[start of Data records]
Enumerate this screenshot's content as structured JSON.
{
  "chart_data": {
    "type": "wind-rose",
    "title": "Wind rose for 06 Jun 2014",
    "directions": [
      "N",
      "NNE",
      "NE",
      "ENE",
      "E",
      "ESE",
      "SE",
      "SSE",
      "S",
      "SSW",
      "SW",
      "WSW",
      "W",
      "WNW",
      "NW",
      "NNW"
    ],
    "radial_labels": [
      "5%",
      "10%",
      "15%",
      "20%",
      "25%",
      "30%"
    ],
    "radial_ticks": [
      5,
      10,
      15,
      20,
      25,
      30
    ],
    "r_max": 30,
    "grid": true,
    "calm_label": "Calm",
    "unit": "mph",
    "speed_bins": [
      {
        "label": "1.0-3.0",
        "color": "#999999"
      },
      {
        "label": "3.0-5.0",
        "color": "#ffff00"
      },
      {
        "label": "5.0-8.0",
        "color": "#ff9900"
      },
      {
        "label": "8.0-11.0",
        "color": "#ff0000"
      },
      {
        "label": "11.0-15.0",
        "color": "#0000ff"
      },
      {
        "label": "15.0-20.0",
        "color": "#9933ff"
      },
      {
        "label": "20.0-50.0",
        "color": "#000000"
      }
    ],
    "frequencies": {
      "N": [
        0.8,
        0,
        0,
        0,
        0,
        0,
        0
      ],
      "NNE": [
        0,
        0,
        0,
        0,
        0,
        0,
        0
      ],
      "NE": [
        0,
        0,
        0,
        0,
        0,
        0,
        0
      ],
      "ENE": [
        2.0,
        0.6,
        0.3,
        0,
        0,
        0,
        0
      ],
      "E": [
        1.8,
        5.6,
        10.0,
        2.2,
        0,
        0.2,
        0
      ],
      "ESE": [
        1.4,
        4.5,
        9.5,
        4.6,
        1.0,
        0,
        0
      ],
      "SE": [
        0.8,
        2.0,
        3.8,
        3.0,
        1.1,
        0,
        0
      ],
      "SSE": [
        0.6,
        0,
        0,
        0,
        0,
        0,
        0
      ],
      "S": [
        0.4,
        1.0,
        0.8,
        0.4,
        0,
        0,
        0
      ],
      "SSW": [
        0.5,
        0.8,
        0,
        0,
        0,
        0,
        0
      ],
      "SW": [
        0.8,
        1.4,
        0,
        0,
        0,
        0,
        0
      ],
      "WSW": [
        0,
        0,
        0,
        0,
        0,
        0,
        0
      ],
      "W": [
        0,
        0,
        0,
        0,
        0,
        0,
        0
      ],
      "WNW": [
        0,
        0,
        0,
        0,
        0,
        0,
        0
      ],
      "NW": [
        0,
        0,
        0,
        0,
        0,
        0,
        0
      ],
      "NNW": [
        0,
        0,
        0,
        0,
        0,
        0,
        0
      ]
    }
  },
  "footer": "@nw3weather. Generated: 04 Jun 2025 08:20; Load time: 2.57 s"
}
[end of Data records]
**What the task requires**
Reproduce the data in full, exactly as presented.

**Worked answer**
Enumerate this screenshot's content as structured JSON.
{
  "chart_data": {
    "type": "wind-rose",
    "title": "Wind rose for 06 Jun 2014",
    "directions": [
      "N",
      "NNE",
      "NE",
      "ENE",
      "E",
      "ESE",
      "SE",
      "SSE",
      "S",
      "SSW",
      "SW",
      "WSW",
      "W",
      "WNW",
      "NW",
      "NNW"
    ],
    "radial_labels": [
      "5%",
      "10%",
      "15%",
      "20%",
      "25%",
      "30%"
    ],
    "radial_ticks": [
      5,
      10,
      15,
      20,
      25,
      30
    ],
    "r_max": 30,
    "grid": true,
    "calm_label": "Calm",
    "unit": "mph",
    "speed_bins": [
      {
        "label": "1.0-3.0",
        "color": "#999999"
      },
      {
        "label": "3.0-5.0",
        "color": "#ffff00"
      },
      {
        "label": "5.0-8.0",
        "color": "#ff9900"
      },
      {
        "label": "8.0-11.0",
        "color": "#ff0000"
      },
      {
        "label": "11.0-15.0",
        "color": "#0000ff"
      },
      {
        "label": "15.0-20.0",
        "color": "#9933ff"
      },
      {
        "label": "20.0-50.0",
        "color": "#000000"
      }
    ],
    "frequencies": {
      "N": [
        0.8,
        0,
        0,
        0,
        0,
        0,
        0
      ],
      "NNE": [
        0,
        0,
        0,
        0,
        0,
        0,
        0
      ],
      "NE": [
        0,
        0,
        0,
        0,
        0,
        0,
        0
      ],
      "ENE": [
        2.0,
        0.6,
        0.3,
        0,
        0,
        0,
        0
      ],
      "E": [
        1.8,
        5.6,
        10.0,
        2.2,
        0,
        0.2,
        0
      ],
      "ESE": [
        1.4,
        4.5,
        9.5,
        4.6,
        1.0,
        0,
        0
      ],
      "SE": [
        0.8,
        2.0,
        3.8,
        3.0,
        1.1,
        0,
        0
      ],
      "SSE": [
        0.6,
        0,
        0,
        0,
        0,
        0,
        0
      ],
      "S": [
        0.4,
        1.0,
        0.8,
        0.4,
        0,
        0,
        0
      ],
      "SSW": [
        0.5,
        0.8,
        0,
        0,
        0,
        0,
        0
      ],
      "SW": [
        0.8,
        1.4,
        0,
        0,
        0,
        0,
        0
      ],
      "WSW": [
        0,
        0,
        0,
        0,
        0,
        0,
        0
      ],
      "W": [
        0,
        0,
        0,
        0,
        0,
        0,
        0
      ],
      "WNW": [
        0,
        0,
        0,
        0,
        0,
        0,
        0
      ],
      "NW": [
        0,
        0,
        0,
        0,
        0,
        0,
        0
      ],
      "NNW": [
        0,
        0,
        0,
        0,
        0,
        0,
        0
      ]
    }
  },
  "footer": "@nw3weather. Generated: 04 Jun 2025 08:20; Load time: 2.57 s"
}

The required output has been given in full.